■ **DATA FOR THIS EXERCISE**
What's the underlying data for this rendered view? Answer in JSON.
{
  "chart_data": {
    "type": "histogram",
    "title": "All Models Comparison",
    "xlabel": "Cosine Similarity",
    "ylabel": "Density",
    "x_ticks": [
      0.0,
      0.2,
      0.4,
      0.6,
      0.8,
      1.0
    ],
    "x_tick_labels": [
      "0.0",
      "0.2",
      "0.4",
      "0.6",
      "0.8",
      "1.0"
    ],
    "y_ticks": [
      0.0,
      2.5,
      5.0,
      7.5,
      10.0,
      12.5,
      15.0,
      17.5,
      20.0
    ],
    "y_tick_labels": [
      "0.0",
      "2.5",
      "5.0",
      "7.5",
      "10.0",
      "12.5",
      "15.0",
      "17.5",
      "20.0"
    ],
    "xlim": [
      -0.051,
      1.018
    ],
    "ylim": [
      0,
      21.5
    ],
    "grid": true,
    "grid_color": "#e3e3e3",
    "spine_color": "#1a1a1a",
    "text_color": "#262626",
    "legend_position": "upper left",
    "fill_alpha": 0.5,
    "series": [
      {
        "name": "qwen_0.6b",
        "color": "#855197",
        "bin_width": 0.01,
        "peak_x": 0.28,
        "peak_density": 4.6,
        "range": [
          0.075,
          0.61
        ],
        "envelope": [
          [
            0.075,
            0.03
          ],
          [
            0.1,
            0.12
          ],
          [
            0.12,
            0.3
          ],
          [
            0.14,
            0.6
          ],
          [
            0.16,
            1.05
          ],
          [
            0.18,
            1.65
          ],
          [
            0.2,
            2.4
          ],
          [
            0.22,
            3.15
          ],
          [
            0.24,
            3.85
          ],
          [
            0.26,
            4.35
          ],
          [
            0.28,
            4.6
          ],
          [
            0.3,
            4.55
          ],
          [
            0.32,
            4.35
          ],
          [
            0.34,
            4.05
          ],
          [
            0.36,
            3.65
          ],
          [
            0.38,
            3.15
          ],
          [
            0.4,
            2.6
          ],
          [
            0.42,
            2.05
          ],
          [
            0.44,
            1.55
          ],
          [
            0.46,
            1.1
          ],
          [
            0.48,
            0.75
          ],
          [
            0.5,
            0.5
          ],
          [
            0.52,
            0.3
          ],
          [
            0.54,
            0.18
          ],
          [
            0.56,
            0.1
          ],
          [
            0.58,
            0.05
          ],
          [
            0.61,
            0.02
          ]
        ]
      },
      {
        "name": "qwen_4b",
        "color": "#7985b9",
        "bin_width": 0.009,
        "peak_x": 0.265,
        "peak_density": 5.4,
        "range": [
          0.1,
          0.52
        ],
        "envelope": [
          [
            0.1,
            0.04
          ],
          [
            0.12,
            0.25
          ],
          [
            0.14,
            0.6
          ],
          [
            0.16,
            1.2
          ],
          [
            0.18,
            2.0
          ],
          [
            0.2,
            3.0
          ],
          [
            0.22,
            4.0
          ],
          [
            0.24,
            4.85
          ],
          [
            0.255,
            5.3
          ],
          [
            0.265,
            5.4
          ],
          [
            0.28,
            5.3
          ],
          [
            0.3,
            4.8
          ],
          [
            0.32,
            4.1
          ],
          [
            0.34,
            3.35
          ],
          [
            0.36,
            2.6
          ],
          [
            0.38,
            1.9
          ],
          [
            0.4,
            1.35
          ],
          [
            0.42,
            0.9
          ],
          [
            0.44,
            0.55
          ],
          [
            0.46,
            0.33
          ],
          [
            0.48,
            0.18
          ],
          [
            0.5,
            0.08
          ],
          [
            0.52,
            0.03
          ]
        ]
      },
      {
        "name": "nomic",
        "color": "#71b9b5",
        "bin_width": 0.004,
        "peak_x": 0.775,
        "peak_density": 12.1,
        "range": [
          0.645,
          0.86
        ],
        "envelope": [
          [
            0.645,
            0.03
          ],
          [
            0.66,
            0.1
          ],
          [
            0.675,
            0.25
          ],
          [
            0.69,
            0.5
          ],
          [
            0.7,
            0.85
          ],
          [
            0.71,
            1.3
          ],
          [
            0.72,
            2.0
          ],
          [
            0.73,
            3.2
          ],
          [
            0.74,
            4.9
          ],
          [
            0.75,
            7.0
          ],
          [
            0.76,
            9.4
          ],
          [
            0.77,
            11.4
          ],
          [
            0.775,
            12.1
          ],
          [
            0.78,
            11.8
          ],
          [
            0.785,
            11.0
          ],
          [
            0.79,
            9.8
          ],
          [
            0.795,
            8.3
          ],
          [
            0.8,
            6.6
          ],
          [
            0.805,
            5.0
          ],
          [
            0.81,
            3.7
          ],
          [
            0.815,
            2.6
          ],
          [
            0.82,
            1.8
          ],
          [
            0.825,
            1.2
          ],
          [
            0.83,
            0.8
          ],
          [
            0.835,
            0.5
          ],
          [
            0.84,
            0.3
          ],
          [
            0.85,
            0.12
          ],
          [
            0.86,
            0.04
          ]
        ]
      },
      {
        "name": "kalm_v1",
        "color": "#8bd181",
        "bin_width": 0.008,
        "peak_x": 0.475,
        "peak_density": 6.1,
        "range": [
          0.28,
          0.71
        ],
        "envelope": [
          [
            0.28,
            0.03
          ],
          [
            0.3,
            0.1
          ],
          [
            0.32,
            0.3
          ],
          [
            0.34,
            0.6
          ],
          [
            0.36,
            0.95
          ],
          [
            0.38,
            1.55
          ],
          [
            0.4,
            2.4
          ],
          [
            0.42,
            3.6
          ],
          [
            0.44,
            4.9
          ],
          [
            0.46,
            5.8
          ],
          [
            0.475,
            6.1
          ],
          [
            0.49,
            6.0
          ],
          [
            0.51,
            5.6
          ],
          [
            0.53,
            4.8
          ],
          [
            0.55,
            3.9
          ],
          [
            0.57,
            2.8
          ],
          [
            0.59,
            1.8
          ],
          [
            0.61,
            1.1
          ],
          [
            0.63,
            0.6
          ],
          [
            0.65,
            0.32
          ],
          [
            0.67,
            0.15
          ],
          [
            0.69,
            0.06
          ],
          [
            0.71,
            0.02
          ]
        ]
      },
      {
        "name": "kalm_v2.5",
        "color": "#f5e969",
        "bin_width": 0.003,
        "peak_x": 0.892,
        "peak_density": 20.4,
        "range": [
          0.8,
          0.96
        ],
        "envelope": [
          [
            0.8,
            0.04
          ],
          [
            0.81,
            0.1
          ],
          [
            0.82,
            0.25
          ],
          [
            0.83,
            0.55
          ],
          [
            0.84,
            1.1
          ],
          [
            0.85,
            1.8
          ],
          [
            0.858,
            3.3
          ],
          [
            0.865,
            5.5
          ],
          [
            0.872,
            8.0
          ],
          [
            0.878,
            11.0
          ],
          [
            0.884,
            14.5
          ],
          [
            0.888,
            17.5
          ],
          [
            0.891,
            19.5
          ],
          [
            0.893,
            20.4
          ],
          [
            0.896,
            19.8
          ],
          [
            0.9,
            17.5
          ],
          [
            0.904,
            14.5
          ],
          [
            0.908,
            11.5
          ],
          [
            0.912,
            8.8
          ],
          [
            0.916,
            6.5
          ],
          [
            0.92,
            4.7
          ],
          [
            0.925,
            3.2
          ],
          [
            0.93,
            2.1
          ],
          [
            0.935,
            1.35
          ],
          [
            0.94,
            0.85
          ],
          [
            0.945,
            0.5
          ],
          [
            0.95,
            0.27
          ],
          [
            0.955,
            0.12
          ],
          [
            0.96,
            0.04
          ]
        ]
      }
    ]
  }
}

■ **WRITTEN PROBLEM**
From the material above, gather all lines that include the string "name" and copy them.

■ **THE ANSWER**
        "name": "qwen_0.6b",
        "name": "qwen_4b",
        "name": "nomic",
        "name": "kalm_v1",
        "name": "kalm_v2.5",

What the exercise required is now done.